_WHAT IS ASKED_
Write out the whole listing again, exactly.

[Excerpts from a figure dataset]
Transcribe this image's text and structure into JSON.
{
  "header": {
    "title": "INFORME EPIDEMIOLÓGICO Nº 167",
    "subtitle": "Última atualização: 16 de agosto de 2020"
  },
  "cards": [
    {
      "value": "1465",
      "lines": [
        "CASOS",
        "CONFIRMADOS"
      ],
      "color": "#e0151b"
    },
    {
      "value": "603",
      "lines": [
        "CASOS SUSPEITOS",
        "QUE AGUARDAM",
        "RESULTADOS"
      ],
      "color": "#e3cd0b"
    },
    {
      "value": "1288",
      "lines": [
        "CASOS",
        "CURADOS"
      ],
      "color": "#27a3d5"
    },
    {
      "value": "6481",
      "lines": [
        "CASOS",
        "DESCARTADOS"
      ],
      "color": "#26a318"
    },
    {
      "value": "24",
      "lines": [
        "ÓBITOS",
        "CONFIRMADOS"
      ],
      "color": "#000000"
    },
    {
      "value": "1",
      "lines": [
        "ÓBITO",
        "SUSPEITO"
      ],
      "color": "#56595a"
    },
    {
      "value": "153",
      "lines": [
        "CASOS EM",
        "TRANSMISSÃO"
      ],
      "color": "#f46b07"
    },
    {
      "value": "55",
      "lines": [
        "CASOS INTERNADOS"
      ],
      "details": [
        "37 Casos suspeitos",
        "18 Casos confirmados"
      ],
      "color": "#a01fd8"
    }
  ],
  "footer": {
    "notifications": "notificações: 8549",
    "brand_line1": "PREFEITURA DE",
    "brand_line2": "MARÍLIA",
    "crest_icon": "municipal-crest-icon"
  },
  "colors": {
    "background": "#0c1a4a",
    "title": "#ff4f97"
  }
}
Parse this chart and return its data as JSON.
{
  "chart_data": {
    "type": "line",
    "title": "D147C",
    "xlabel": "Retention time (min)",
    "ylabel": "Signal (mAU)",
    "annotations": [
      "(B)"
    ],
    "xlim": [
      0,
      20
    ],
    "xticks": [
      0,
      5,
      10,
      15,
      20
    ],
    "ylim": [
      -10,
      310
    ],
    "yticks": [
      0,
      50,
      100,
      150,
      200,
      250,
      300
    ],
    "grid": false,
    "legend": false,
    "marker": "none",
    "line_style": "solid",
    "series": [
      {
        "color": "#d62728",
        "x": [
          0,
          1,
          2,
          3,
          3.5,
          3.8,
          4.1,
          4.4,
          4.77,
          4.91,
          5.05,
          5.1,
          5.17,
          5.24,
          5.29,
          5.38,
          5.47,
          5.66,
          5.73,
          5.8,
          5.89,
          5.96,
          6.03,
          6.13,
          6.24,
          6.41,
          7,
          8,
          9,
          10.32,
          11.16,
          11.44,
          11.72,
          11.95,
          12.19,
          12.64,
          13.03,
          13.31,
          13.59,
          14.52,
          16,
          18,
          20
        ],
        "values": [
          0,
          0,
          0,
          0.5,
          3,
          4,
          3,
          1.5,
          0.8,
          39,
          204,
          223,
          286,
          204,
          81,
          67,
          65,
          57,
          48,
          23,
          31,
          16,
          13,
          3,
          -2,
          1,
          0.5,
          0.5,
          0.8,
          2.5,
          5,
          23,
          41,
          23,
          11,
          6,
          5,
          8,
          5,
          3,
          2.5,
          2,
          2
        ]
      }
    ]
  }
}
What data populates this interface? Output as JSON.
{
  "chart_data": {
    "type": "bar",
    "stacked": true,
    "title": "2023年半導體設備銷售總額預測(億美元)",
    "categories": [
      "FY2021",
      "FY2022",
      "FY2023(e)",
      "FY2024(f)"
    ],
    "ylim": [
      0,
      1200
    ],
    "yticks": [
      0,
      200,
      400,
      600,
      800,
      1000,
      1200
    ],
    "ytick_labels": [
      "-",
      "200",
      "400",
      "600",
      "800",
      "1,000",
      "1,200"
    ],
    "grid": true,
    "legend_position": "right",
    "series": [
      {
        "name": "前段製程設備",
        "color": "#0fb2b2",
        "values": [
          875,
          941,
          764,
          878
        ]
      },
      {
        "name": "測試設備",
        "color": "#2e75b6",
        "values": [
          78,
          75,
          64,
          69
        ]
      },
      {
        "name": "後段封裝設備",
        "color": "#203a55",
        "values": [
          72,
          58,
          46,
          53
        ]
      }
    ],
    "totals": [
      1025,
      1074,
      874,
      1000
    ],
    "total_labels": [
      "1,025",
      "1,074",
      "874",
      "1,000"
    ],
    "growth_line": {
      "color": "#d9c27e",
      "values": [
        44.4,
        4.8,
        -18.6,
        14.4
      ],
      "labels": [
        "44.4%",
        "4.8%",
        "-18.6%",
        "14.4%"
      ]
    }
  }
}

_ANSWER_
Transcribe this image's text and structure into JSON.
{
  "header": {
    "title": "INFORME EPIDEMIOLÓGICO Nº 167",
    "subtitle": "Última atualização: 16 de agosto de 2020"
  },
  "cards": [
    {
      "value": "1465",
      "lines": [
        "CASOS",
        "CONFIRMADOS"
      ],
      "color": "#e0151b"
    },
    {
      "value": "603",
      "lines": [
        "CASOS SUSPEITOS",
        "QUE AGUARDAM",
        "RESULTADOS"
      ],
      "color": "#e3cd0b"
    },
    {
      "value": "1288",
      "lines": [
        "CASOS",
        "CURADOS"
      ],
      "color": "#27a3d5"
    },
    {
      "value": "6481",
      "lines": [
        "CASOS",
        "DESCARTADOS"
      ],
      "color": "#26a318"
    },
    {
      "value": "24",
      "lines": [
        "ÓBITOS",
        "CONFIRMADOS"
      ],
      "color": "#000000"
    },
    {
      "value": "1",
      "lines": [
        "ÓBITO",
        "SUSPEITO"
      ],
      "color": "#56595a"
    },
    {
      "value": "153",
      "lines": [
        "CASOS EM",
        "TRANSMISSÃO"
      ],
      "color": "#f46b07"
    },
    {
      "value": "55",
      "lines": [
        "CASOS INTERNADOS"
      ],
      "details": [
        "37 Casos suspeitos",
        "18 Casos confirmados"
      ],
      "color": "#a01fd8"
    }
  ],
  "footer": {
    "notifications": "notificações: 8549",
    "brand_line1": "PREFEITURA DE",
    "brand_line2": "MARÍLIA",
    "crest_icon": "municipal-crest-icon"
  },
  "colors": {
    "background": "#0c1a4a",
    "title": "#ff4f97"
  }
}
Parse this chart and return its data as JSON.
{
  "chart_data": {
    "type": "line",
    "title": "D147C",
    "xlabel": "Retention time (min)",
    "ylabel": "Signal (mAU)",
    "annotations": [
      "(B)"
    ],
    "xlim": [
      0,
      20
    ],
    "xticks": [
      0,
      5,
      10,
      15,
      20
    ],
    "ylim": [
      -10,
      310
    ],
    "yticks": [
      0,
      50,
      100,
      150,
      200,
      250,
      300
    ],
    "grid": false,
    "legend": false,
    "marker": "none",
    "line_style": "solid",
    "series": [
      {
        "color": "#d62728",
        "x": [
          0,
          1,
          2,
          3,
          3.5,
          3.8,
          4.1,
          4.4,
          4.77,
          4.91,
          5.05,
          5.1,
          5.17,
          5.24,
          5.29,
          5.38,
          5.47,
          5.66,
          5.73,
          5.8,
          5.89,
          5.96,
          6.03,
          6.13,
          6.24,
          6.41,
          7,
          8,
          9,
          10.32,
          11.16,
          11.44,
          11.72,
          11.95,
          12.19,
          12.64,
          13.03,
          13.31,
          13.59,
          14.52,
          16,
          18,
          20
        ],
        "values": [
          0,
          0,
          0,
          0.5,
          3,
          4,
          3,
          1.5,
          0.8,
          39,
          204,
          223,
          286,
          204,
          81,
          67,
          65,
          57,
          48,
          23,
          31,
          16,
          13,
          3,
          -2,
          1,
          0.5,
          0.5,
          0.8,
          2.5,
          5,
          23,
          41,
          23,
          11,
          6,
          5,
          8,
          5,
          3,
          2.5,
          2,
          2
        ]
      }
    ]
  }
}
What data populates this interface? Output as JSON.
{
  "chart_data": {
    "type": "bar",
    "stacked": true,
    "title": "2023年半導體設備銷售總額預測(億美元)",
    "categories": [
      "FY2021",
      "FY2022",
      "FY2023(e)",
      "FY2024(f)"
    ],
    "ylim": [
      0,
      1200
    ],
    "yticks": [
      0,
      200,
      400,
      600,
      800,
      1000,
      1200
    ],
    "ytick_labels": [
      "-",
      "200",
      "400",
      "600",
      "800",
      "1,000",
      "1,200"
    ],
    "grid": true,
    "legend_position": "right",
    "series": [
      {
        "name": "前段製程設備",
        "color": "#0fb2b2",
        "values": [
          875,
          941,
          764,
          878
        ]
      },
      {
        "name": "測試設備",
        "color": "#2e75b6",
        "values": [
          78,
          75,
          64,
          69
        ]
      },
      {
        "name": "後段封裝設備",
        "color": "#203a55",
        "values": [
          72,
          58,
          46,
          53
        ]
      }
    ],
    "totals": [
      1025,
      1074,
      874,
      1000
    ],
    "total_labels": [
      "1,025",
      "1,074",
      "874",
      "1,000"
    ],
    "growth_line": {
      "color": "#d9c27e",
      "values": [
        44.4,
        4.8,
        -18.6,
        14.4
      ],
      "labels": [
        "44.4%",
        "4.8%",
        "-18.6%",
        "14.4%"
      ]
    }
  }
}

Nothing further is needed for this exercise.